Stored entries:
---

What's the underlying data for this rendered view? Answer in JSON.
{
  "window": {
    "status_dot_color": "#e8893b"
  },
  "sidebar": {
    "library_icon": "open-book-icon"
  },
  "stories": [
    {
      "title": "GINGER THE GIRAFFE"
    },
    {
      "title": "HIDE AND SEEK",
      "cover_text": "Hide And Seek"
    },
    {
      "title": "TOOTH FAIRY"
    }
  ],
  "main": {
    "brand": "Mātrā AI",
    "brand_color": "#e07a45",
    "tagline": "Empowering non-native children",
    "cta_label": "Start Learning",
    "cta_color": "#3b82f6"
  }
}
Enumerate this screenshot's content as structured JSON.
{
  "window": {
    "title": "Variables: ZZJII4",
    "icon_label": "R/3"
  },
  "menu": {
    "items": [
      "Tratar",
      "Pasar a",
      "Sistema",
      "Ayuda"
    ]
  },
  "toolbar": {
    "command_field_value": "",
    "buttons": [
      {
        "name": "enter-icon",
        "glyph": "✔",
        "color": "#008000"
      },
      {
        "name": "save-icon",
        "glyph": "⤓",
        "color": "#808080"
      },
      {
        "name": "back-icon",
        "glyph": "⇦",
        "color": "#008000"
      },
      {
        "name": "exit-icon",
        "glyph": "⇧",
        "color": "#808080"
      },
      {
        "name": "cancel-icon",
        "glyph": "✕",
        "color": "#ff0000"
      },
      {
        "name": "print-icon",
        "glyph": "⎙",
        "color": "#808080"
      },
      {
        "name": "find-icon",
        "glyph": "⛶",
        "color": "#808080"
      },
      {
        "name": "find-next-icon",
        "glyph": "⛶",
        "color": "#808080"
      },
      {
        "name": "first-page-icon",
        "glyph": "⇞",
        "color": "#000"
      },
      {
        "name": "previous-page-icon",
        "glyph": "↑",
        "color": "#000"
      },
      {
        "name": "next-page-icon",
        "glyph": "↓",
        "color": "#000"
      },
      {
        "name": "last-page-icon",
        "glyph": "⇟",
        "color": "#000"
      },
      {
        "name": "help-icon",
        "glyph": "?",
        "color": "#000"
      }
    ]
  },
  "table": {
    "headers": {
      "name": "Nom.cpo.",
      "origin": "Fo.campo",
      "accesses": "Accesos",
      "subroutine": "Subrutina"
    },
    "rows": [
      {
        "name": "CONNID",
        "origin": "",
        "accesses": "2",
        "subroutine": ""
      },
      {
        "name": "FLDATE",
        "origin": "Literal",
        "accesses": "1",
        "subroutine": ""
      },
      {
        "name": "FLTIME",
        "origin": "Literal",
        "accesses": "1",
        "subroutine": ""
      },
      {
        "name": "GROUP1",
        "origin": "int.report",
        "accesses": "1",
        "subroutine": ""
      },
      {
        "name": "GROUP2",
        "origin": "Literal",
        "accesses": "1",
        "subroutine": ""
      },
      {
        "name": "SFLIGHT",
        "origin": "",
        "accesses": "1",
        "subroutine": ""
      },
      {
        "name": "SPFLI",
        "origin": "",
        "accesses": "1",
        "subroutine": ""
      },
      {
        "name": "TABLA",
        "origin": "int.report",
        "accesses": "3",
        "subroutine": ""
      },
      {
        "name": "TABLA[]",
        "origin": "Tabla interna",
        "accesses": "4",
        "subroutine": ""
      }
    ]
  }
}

---

TASK GOAL: Return the listing above in full, character for character.

CORRECT ANSWER:
What's the underlying data for this rendered view? Answer in JSON.
{
  "window": {
    "status_dot_color": "#e8893b"
  },
  "sidebar": {
    "library_icon": "open-book-icon"
  },
  "stories": [
    {
      "title": "GINGER THE GIRAFFE"
    },
    {
      "title": "HIDE AND SEEK",
      "cover_text": "Hide And Seek"
    },
    {
      "title": "TOOTH FAIRY"
    }
  ],
  "main": {
    "brand": "Mātrā AI",
    "brand_color": "#e07a45",
    "tagline": "Empowering non-native children",
    "cta_label": "Start Learning",
    "cta_color": "#3b82f6"
  }
}
Enumerate this screenshot's content as structured JSON.
{
  "window": {
    "title": "Variables: ZZJII4",
    "icon_label": "R/3"
  },
  "menu": {
    "items": [
      "Tratar",
      "Pasar a",
      "Sistema",
      "Ayuda"
    ]
  },
  "toolbar": {
    "command_field_value": "",
    "buttons": [
      {
        "name": "enter-icon",
        "glyph": "✔",
        "color": "#008000"
      },
      {
        "name": "save-icon",
        "glyph": "⤓",
        "color": "#808080"
      },
      {
        "name": "back-icon",
        "glyph": "⇦",
        "color": "#008000"
      },
      {
        "name": "exit-icon",
        "glyph": "⇧",
        "color": "#808080"
      },
      {
        "name": "cancel-icon",
        "glyph": "✕",
        "color": "#ff0000"
      },
      {
        "name": "print-icon",
        "glyph": "⎙",
        "color": "#808080"
      },
      {
        "name": "find-icon",
        "glyph": "⛶",
        "color": "#808080"
      },
      {
        "name": "find-next-icon",
        "glyph": "⛶",
        "color": "#808080"
      },
      {
        "name": "first-page-icon",
        "glyph": "⇞",
        "color": "#000"
      },
      {
        "name": "previous-page-icon",
        "glyph": "↑",
        "color": "#000"
      },
      {
        "name": "next-page-icon",
        "glyph": "↓",
        "color": "#000"
      },
      {
        "name": "last-page-icon",
        "glyph": "⇟",
        "color": "#000"
      },
      {
        "name": "help-icon",
        "glyph": "?",
        "color": "#000"
      }
    ]
  },
  "table": {
    "headers": {
      "name": "Nom.cpo.",
      "origin": "Fo.campo",
      "accesses": "Accesos",
      "subroutine": "Subrutina"
    },
    "rows": [
      {
        "name": "CONNID",
        "origin": "",
        "accesses": "2",
        "subroutine": ""
      },
      {
        "name": "FLDATE",
        "origin": "Literal",
        "accesses": "1",
        "subroutine": ""
      },
      {
        "name": "FLTIME",
        "origin": "Literal",
        "accesses": "1",
        "subroutine": ""
      },
      {
        "name": "GROUP1",
        "origin": "int.report",
        "accesses": "1",
        "subroutine": ""
      },
      {
        "name": "GROUP2",
        "origin": "Literal",
        "accesses": "1",
        "subroutine": ""
      },
      {
        "name": "SFLIGHT",
        "origin": "",
        "accesses": "1",
        "subroutine": ""
      },
      {
        "name": "SPFLI",
        "origin": "",
        "accesses": "1",
        "subroutine": ""
      },
      {
        "name": "TABLA",
        "origin": "int.report",
        "accesses": "3",
        "subroutine": ""
      },
      {
        "name": "TABLA[]",
        "origin": "Tabla interna",
        "accesses": "4",
        "subroutine": ""
      }
    ]
  }
}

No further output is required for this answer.